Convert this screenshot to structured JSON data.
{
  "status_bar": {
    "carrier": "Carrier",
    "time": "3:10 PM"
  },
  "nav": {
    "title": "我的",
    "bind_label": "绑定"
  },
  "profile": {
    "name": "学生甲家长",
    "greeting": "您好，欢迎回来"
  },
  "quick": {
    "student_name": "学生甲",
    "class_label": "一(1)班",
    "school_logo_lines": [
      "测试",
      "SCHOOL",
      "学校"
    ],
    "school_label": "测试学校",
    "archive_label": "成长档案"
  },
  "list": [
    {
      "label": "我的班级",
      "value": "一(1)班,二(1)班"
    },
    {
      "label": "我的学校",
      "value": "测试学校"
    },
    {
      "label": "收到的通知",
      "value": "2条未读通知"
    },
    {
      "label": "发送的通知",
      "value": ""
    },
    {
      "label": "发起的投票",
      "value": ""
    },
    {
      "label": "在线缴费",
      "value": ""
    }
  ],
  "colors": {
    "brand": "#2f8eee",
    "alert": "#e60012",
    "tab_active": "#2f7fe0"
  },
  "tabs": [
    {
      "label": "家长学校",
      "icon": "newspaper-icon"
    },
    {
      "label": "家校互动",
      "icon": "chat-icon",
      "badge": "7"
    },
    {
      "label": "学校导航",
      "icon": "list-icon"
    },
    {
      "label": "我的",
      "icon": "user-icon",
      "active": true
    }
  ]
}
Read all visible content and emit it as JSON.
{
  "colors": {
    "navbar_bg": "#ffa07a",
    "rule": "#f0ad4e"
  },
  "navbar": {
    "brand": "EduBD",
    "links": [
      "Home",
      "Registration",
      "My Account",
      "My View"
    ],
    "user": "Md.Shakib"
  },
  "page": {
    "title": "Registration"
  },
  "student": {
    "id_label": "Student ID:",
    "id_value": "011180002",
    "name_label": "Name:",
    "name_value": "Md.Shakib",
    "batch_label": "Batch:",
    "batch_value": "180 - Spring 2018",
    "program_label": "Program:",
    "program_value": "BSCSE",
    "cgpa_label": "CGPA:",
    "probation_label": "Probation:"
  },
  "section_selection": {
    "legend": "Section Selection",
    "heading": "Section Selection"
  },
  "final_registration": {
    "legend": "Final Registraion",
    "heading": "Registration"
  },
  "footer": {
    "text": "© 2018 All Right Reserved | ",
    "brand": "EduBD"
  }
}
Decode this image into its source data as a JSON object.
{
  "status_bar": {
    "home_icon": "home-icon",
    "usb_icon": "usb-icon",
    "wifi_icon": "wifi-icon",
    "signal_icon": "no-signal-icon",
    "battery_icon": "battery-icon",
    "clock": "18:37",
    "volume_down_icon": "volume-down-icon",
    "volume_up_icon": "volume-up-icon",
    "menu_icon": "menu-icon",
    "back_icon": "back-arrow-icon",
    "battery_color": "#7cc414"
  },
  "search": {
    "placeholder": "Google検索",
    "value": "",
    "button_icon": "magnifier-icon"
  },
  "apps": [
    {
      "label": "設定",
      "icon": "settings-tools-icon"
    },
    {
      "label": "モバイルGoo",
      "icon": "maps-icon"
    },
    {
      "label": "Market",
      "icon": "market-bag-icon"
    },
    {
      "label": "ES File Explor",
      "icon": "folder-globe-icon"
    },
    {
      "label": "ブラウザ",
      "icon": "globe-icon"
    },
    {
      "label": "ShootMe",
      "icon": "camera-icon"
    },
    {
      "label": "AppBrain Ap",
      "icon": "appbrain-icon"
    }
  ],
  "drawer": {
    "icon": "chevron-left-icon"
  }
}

# # # # #

§ Task to carry out
Sift the material for lines with the string "brand". Copy each one found.

§ Correct output
    "brand": "#2f8eee",
    "brand": "EduBD",
    "brand": "EduBD"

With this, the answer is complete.